[Problem to work on] Work through the data below line by line and say how many lines hold "Restaurant"; give only the number.

*****

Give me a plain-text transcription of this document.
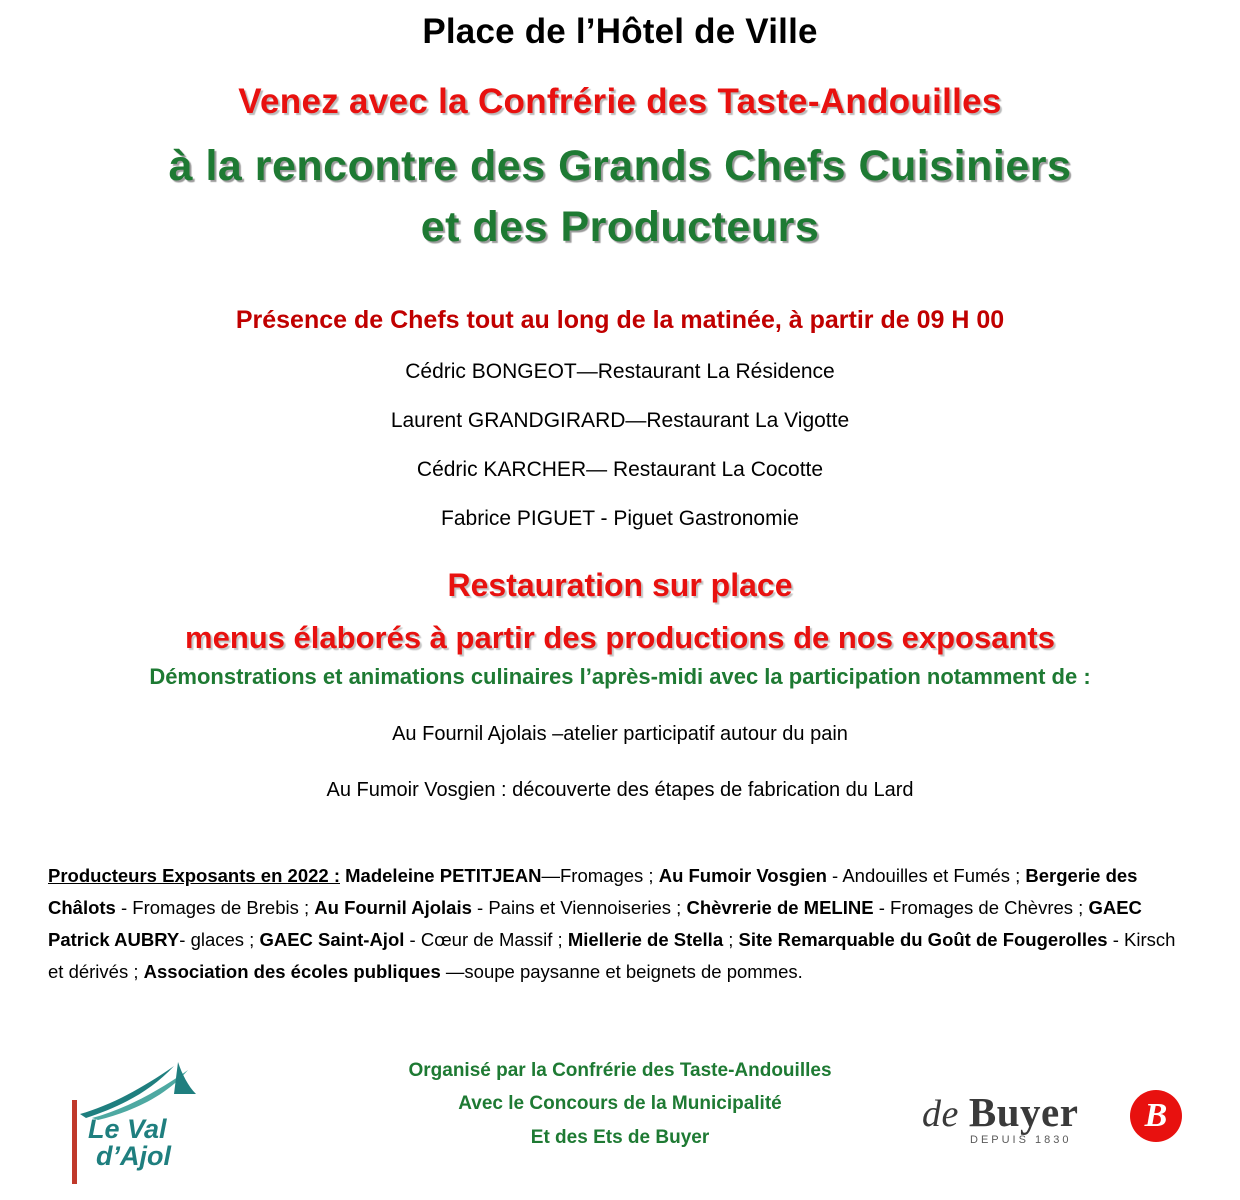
Place de l’Hôtel de Ville
Venez avec la Confrérie des Taste-Andouilles
à la rencontre des Grands Chefs Cuisiniers et des Producteurs
Présence de Chefs tout au long de la matinée, à partir de 09 H 00
Cédric BONGEOT—Restaurant La Résidence
Laurent GRANDGIRARD—Restaurant La Vigotte
Cédric KARCHER— Restaurant La Cocotte
Fabrice PIGUET - Piguet Gastronomie
Restauration sur place
menus élaborés à partir des productions de nos exposants
Démonstrations et animations culinaires l’après-midi avec la participation notamment de :
Au Fournil Ajolais –atelier participatif autour du pain
Au Fumoir Vosgien : découverte des étapes de fabrication du Lard
Producteurs Exposants en 2022 : Madeleine PETITJEAN—Fromages ; Au Fumoir Vosgien - Andouilles et Fumés ; Bergerie des Châlots - Fromages de Brebis ; Au Fournil Ajolais - Pains et Viennoiseries ; Chèvrerie de MELINE - Fromages de Chèvres ; GAEC Patrick AUBRY- glaces ; GAEC Saint-Ajol - Cœur de Massif ; Miellerie de Stella ; Site Remarquable du Goût de Fougerolles - Kirsch et dérivés ; Association des écoles publiques —soupe paysanne et beignets de pommes.
Le Val
d’Ajol
Organisé par la Confrérie des Taste-Andouilles
Avec le Concours de la Municipalité
Et des Ets de Buyer
de Buyer
DEPUIS 1830
B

*****

[Written answer] 3